## [CHALLENGE]
Records follow. Select each line holding "price".

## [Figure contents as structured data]
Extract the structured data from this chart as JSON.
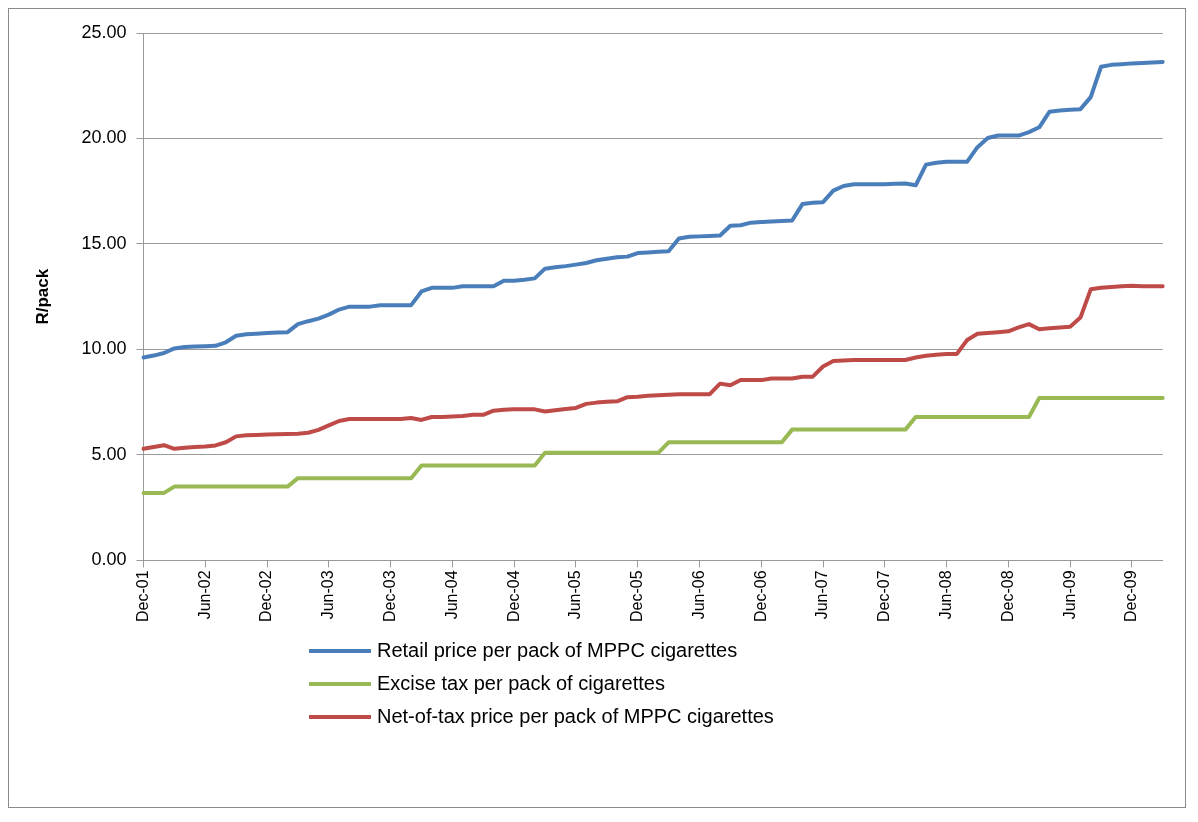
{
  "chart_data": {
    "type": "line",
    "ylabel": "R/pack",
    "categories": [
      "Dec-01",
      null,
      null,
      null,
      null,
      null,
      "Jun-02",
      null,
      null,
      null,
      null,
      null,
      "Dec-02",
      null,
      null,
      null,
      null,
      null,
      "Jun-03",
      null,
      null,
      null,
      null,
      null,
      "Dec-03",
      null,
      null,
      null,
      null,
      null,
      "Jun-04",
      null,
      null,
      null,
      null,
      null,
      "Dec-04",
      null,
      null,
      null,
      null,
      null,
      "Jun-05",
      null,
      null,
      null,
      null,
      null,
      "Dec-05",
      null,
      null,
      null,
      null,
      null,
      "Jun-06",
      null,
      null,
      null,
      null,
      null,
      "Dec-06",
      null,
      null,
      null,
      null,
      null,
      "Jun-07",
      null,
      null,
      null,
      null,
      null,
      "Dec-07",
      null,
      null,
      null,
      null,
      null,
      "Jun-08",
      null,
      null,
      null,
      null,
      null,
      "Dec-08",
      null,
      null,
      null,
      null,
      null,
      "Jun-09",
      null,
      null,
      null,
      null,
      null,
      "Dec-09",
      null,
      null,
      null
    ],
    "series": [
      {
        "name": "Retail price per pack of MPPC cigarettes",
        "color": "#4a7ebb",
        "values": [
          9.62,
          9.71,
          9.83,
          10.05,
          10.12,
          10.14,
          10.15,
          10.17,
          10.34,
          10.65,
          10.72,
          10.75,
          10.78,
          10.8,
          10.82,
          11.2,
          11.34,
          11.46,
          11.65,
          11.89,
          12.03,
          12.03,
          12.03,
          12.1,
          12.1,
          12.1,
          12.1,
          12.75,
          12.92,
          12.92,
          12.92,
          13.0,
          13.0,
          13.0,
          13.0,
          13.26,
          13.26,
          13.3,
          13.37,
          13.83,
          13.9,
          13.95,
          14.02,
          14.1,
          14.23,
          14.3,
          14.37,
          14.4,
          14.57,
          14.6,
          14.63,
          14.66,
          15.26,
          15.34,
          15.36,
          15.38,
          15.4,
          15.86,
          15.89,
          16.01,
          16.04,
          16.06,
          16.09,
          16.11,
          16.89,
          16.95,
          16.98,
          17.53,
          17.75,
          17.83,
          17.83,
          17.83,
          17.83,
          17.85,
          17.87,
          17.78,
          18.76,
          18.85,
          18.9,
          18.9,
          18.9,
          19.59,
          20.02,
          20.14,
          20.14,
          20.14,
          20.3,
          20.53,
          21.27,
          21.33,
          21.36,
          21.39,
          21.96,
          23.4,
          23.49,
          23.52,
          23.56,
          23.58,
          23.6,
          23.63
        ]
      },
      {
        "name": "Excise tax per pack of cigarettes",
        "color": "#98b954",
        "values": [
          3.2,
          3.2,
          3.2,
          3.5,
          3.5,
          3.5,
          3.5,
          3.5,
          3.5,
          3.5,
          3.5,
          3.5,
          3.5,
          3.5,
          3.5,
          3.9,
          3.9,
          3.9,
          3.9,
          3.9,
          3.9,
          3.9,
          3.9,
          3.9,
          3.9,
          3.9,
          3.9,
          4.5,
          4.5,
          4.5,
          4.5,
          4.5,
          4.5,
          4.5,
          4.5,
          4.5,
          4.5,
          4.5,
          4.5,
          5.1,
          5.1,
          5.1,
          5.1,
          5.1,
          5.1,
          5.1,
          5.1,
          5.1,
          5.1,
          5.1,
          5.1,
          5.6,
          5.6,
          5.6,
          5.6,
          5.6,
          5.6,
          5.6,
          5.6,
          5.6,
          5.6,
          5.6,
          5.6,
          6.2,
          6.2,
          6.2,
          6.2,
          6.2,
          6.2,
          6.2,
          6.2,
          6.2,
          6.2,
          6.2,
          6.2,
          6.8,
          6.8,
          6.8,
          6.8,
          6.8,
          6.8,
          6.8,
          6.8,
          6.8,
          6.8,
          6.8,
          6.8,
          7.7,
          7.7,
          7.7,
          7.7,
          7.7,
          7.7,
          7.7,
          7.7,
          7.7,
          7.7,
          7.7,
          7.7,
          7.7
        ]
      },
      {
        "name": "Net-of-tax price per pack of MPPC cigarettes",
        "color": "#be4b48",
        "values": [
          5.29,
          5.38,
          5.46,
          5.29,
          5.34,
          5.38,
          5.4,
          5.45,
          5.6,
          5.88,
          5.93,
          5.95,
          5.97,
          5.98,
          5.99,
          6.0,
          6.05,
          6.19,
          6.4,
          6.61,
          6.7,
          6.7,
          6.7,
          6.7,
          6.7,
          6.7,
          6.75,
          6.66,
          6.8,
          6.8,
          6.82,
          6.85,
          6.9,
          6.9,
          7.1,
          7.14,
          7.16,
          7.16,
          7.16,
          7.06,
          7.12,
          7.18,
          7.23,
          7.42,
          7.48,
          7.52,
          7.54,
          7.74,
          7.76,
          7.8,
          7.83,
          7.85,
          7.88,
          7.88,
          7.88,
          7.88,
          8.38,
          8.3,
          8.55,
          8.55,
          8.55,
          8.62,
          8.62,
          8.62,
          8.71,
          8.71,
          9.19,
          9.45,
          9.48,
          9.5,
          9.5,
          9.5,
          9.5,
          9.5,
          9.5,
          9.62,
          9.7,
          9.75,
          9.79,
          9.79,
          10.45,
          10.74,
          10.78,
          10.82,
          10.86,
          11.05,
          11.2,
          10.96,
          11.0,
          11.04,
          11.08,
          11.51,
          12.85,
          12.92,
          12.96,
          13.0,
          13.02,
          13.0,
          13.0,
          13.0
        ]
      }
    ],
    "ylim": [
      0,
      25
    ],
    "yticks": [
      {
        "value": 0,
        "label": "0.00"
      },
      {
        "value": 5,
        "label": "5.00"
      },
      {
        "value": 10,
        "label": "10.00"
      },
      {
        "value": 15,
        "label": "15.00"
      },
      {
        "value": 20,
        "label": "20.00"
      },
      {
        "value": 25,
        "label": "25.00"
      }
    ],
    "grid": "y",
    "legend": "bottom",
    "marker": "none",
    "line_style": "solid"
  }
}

==

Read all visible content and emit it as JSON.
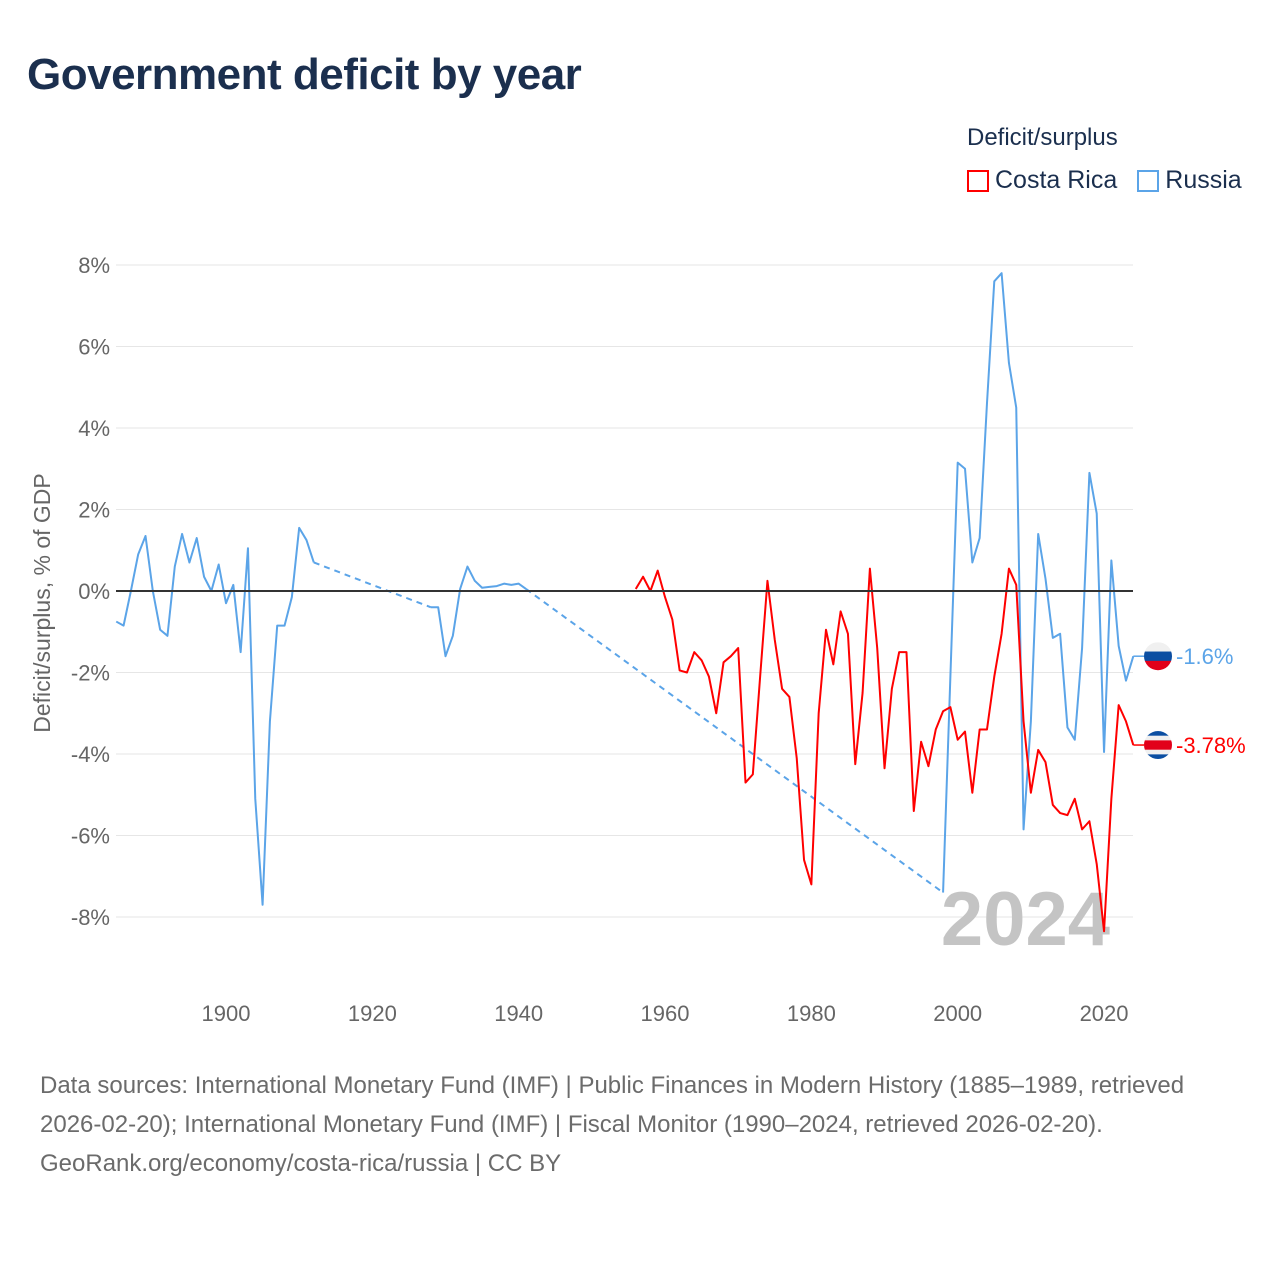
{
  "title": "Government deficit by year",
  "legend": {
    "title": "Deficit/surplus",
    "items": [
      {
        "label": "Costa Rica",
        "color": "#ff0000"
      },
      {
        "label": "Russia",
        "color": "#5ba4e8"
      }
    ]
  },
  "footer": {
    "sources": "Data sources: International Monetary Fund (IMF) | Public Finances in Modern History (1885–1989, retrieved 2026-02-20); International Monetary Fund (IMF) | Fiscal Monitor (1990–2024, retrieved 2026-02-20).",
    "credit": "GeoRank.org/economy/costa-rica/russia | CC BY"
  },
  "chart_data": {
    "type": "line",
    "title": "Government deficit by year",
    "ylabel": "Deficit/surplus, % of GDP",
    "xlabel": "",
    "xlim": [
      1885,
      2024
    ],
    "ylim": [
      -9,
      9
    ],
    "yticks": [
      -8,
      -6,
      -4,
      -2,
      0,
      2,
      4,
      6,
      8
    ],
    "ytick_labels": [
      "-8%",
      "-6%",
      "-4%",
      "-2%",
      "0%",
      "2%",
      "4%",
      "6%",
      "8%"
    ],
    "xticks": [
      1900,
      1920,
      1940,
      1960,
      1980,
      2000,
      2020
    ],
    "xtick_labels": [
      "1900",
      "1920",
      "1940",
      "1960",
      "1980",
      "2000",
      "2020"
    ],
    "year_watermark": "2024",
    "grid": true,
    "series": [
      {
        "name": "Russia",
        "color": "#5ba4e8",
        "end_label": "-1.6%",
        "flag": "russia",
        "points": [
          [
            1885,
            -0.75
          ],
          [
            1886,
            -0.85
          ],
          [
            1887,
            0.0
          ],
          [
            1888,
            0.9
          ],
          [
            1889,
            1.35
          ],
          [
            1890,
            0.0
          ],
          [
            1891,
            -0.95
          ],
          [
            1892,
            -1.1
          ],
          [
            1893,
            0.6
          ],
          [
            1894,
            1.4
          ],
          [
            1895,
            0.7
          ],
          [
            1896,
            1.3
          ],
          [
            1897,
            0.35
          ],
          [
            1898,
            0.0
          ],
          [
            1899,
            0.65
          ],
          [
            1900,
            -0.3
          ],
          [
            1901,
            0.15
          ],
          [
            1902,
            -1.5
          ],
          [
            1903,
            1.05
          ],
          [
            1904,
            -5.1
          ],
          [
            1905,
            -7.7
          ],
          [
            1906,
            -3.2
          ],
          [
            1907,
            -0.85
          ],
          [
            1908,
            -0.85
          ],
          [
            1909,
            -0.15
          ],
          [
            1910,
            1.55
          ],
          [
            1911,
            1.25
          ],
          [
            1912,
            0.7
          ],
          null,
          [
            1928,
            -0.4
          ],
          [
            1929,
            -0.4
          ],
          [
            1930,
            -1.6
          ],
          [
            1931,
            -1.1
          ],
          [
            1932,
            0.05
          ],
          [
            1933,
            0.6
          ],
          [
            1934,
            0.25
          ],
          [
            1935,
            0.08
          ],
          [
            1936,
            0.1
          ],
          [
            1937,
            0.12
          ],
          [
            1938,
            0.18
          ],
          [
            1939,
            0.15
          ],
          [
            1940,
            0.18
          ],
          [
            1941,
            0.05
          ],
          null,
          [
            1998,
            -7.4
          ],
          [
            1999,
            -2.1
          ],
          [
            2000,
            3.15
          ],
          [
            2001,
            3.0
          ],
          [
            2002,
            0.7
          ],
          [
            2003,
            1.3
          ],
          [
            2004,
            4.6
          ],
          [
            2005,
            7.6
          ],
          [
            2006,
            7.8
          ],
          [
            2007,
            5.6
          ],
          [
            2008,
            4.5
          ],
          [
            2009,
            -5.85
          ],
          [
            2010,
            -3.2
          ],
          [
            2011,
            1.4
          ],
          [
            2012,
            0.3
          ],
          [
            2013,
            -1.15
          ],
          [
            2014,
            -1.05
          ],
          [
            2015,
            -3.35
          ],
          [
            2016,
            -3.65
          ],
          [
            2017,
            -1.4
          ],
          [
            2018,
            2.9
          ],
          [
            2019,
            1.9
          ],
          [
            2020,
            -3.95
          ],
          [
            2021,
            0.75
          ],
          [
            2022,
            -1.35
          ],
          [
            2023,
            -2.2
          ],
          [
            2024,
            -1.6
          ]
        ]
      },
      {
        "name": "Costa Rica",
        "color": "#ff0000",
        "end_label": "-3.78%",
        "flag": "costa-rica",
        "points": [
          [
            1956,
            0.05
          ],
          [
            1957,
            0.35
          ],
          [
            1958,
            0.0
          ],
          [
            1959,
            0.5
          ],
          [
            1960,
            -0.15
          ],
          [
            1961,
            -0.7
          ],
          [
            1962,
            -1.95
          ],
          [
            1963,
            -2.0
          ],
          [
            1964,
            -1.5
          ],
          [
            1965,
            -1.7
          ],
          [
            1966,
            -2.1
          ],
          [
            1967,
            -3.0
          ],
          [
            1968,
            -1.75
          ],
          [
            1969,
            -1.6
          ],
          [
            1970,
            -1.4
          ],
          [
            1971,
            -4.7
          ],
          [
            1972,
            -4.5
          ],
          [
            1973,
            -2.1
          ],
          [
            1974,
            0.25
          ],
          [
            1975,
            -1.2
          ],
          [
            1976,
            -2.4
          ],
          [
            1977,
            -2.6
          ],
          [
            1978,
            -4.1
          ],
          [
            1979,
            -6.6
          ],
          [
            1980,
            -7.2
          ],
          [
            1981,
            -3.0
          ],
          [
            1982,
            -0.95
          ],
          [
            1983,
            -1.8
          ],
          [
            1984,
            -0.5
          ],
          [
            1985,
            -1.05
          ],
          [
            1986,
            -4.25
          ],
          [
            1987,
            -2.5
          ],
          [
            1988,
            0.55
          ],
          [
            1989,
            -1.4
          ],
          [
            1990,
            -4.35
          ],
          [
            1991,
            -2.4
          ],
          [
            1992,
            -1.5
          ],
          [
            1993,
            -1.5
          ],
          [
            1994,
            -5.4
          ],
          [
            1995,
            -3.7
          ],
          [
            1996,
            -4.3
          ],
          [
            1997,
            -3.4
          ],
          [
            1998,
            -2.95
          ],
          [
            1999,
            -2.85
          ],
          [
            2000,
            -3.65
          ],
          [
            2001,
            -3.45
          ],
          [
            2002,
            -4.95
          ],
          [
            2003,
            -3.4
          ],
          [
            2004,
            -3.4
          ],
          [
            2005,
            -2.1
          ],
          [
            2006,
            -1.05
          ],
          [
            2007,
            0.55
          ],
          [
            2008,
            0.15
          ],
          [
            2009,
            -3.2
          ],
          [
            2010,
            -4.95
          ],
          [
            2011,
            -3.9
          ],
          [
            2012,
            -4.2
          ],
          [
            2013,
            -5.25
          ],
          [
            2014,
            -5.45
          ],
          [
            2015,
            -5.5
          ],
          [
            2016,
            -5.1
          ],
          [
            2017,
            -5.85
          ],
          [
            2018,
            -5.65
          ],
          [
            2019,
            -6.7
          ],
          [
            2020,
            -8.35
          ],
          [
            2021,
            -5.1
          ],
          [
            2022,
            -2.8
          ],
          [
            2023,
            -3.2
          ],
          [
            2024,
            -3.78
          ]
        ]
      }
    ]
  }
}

## [RESULT OF THIS TASK]
        "name": "Retail price per pack of MPPC cigarettes",
        "name": "Net-of-tax price per pack of MPPC cigarettes",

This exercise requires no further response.